--- START Material provided ---

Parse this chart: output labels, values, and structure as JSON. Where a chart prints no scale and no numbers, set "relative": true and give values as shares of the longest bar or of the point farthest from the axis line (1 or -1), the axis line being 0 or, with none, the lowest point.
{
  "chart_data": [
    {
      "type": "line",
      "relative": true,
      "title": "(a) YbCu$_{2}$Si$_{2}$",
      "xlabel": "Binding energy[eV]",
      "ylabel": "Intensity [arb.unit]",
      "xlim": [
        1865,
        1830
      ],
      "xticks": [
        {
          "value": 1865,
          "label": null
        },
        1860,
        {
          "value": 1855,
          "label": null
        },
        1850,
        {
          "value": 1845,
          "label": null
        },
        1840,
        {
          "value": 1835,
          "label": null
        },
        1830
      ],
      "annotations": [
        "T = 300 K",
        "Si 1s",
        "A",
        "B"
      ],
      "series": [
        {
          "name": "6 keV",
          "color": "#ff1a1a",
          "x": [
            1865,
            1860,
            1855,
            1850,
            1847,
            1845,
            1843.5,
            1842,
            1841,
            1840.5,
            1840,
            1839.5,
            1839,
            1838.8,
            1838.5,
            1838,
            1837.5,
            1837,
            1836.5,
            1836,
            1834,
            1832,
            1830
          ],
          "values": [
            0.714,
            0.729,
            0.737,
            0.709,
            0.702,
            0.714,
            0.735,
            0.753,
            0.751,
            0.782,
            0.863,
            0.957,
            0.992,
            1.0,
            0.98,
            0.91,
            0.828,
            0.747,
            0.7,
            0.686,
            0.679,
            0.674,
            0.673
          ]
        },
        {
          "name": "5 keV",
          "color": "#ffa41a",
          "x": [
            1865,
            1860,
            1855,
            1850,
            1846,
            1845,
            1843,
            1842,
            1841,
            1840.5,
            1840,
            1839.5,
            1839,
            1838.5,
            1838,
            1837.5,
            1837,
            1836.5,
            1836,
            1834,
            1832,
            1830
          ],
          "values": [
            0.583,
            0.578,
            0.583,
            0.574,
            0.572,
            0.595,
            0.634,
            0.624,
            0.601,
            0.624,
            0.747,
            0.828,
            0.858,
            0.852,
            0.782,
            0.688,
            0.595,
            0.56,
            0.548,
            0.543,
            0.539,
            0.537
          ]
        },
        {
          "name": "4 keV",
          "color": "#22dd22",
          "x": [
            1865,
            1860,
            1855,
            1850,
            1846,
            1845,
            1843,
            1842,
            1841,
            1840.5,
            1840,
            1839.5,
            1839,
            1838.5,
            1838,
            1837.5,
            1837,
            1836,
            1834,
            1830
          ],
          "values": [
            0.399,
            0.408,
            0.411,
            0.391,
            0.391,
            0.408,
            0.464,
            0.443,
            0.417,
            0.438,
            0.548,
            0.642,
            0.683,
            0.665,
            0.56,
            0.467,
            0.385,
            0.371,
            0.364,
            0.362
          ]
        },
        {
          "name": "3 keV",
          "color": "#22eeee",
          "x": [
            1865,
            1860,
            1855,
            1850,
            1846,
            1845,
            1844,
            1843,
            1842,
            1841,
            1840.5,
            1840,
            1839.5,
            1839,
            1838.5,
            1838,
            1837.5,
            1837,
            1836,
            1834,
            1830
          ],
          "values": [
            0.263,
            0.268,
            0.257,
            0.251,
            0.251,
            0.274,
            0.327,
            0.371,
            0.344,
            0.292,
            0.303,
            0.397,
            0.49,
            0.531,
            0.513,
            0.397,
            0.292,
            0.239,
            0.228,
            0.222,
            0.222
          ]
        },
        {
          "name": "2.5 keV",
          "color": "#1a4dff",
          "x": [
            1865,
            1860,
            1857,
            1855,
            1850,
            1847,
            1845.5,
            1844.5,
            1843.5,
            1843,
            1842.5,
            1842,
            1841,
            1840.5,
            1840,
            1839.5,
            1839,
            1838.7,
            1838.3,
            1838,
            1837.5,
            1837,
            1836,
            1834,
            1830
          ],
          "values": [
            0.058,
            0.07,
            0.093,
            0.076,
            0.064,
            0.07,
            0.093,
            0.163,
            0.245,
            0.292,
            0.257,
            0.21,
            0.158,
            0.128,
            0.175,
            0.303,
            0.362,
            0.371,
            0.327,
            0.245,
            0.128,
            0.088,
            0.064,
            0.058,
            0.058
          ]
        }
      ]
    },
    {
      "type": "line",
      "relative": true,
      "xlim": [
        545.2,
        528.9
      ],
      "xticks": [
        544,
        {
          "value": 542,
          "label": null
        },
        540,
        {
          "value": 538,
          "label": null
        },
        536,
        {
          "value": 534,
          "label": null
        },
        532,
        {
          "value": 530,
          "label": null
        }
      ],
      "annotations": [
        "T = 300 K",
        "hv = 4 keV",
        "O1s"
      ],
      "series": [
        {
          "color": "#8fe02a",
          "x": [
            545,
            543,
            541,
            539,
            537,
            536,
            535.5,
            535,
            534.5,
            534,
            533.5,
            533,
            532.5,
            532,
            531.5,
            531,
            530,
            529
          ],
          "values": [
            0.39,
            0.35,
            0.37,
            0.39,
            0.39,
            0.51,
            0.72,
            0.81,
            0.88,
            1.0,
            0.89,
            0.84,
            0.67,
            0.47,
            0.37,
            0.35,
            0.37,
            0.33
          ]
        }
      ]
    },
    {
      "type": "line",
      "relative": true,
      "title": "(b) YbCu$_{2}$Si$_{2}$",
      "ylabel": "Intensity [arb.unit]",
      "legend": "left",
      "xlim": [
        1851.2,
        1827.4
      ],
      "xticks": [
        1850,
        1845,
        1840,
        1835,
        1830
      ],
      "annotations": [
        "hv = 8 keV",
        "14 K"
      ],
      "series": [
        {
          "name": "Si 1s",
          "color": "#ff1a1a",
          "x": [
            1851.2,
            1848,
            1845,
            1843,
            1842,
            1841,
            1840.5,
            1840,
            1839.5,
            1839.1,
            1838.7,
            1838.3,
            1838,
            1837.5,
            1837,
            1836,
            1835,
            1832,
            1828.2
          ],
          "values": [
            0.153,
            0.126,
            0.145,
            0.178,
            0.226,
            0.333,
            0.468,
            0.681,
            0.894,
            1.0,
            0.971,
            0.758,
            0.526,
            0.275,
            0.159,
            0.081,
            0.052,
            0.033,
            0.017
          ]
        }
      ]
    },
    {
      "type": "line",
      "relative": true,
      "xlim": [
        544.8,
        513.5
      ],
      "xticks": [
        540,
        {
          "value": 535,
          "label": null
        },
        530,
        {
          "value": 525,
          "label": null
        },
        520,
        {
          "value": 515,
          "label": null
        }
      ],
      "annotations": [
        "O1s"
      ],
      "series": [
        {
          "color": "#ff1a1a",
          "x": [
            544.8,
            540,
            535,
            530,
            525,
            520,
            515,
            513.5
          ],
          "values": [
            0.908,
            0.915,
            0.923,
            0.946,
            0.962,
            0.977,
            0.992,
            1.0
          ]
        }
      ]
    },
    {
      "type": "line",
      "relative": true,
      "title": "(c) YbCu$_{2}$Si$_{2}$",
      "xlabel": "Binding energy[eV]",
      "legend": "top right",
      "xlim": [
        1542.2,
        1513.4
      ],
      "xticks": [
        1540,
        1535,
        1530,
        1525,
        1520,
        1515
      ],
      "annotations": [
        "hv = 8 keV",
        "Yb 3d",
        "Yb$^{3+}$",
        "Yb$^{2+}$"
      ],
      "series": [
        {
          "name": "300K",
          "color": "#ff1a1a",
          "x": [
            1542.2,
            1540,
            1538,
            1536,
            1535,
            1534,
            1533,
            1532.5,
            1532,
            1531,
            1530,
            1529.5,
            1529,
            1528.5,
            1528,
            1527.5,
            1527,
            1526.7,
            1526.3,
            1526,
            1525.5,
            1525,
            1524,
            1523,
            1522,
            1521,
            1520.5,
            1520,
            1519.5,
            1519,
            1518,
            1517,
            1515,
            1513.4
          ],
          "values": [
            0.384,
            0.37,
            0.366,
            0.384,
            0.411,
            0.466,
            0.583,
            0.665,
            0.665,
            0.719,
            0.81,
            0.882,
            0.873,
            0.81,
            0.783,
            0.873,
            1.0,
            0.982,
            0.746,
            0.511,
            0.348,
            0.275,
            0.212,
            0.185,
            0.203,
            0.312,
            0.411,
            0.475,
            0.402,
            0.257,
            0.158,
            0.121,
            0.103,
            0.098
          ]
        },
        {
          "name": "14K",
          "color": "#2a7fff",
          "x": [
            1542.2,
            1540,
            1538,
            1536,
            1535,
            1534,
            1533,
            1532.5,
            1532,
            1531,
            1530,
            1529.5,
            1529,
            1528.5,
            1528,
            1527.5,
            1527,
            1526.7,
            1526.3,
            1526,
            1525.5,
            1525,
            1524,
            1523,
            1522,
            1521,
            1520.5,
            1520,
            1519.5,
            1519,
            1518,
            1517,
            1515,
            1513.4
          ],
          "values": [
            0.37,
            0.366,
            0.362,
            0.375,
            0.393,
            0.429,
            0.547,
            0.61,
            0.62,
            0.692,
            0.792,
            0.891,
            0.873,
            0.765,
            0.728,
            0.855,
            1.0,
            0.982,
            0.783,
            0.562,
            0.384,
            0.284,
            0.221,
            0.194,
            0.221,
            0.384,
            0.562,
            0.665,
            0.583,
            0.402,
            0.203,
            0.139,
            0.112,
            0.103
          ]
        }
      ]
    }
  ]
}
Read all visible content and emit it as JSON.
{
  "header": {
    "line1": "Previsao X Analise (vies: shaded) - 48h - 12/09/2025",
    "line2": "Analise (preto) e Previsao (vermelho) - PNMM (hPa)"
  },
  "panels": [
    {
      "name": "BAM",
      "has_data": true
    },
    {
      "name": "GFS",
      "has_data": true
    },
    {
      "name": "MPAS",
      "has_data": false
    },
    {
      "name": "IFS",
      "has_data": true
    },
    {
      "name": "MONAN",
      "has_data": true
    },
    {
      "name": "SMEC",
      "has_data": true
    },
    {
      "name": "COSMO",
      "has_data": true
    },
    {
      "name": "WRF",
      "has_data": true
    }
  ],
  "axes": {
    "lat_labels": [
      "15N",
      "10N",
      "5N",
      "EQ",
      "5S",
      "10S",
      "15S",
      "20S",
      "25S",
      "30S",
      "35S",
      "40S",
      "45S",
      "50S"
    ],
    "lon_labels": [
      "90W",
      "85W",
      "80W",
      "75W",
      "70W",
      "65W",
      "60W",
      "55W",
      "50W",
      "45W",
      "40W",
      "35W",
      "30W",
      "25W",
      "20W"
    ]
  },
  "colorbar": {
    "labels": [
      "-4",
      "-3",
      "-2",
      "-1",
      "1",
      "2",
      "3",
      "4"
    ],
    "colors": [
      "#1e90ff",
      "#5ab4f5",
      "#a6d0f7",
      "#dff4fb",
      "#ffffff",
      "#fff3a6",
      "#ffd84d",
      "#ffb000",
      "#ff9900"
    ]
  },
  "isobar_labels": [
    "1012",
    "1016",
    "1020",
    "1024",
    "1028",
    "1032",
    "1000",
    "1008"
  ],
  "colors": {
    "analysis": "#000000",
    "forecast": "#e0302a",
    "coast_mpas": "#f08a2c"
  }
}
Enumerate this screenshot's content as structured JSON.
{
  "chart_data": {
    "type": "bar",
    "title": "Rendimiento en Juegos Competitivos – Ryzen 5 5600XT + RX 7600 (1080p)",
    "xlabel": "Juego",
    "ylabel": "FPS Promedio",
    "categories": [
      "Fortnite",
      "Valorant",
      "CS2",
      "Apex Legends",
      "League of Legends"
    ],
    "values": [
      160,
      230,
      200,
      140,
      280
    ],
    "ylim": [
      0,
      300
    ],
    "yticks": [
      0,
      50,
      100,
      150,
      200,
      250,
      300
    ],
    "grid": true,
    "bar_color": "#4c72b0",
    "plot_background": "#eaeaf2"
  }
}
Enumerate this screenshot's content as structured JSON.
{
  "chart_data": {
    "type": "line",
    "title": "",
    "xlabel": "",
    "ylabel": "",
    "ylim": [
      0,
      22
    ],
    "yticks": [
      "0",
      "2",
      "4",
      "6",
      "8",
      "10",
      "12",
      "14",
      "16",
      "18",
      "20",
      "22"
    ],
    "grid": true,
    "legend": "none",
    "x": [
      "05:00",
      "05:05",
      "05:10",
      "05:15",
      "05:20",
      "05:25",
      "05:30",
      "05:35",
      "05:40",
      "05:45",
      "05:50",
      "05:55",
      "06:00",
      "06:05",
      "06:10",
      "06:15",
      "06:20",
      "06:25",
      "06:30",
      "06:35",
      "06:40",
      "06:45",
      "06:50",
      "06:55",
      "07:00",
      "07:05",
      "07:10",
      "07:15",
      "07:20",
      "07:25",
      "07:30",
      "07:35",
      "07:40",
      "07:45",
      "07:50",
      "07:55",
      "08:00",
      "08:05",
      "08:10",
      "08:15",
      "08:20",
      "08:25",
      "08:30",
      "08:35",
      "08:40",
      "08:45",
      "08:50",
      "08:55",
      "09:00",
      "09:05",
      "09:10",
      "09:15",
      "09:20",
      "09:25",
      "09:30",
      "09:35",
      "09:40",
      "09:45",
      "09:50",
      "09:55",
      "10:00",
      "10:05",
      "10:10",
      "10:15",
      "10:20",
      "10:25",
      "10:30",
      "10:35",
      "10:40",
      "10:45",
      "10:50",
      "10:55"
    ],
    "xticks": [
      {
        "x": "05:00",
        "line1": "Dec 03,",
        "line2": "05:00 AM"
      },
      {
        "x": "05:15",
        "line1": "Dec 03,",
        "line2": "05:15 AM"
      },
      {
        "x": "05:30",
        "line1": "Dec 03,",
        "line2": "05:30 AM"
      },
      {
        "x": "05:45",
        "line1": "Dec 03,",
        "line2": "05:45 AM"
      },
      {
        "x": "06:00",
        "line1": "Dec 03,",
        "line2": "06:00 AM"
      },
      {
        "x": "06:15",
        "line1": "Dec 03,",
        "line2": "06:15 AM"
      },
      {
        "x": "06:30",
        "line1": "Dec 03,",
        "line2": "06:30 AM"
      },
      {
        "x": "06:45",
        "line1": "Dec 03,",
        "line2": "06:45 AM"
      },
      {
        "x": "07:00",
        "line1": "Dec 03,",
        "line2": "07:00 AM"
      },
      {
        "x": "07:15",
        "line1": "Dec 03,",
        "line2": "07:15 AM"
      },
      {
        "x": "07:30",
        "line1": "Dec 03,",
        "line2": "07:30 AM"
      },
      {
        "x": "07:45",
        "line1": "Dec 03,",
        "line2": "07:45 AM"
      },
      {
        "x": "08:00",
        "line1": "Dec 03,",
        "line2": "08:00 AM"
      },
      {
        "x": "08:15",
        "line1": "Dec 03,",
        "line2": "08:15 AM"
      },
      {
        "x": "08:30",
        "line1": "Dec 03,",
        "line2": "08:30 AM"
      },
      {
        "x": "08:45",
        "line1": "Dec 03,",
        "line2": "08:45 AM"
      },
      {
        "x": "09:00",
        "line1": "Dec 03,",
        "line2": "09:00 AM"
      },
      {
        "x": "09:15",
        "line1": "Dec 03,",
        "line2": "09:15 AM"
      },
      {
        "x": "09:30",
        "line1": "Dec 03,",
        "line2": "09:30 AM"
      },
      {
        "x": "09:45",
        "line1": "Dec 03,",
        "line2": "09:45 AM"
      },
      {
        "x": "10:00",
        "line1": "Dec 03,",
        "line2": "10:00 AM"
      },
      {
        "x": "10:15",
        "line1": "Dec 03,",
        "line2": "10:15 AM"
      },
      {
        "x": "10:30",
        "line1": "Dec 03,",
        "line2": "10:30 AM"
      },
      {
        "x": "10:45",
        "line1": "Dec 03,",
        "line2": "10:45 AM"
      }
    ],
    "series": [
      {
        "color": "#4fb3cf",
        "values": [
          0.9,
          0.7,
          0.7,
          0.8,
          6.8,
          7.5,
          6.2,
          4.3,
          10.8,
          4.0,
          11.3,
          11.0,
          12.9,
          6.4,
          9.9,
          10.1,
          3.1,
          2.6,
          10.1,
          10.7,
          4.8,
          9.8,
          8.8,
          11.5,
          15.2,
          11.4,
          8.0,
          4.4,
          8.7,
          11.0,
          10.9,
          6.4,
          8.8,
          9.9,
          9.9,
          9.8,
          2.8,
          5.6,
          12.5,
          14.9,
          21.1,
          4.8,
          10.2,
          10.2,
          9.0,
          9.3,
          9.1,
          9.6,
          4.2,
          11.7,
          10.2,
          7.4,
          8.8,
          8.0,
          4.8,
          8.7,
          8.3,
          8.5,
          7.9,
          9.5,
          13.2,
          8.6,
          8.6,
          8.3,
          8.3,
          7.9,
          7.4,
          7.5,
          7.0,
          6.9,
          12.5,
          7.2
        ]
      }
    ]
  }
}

--- END Material provided ---

Problem - From the entries above, extract each line containing "title".

Solution -
      "title": "(a) YbCu$_{2}$Si$_{2}$",
      "title": "(b) YbCu$_{2}$Si$_{2}$",
      "title": "(c) YbCu$_{2}$Si$_{2}$",
    "title": "Rendimiento en Juegos Competitivos – Ryzen 5 5600XT + RX 7600 (1080p)",
    "title": "",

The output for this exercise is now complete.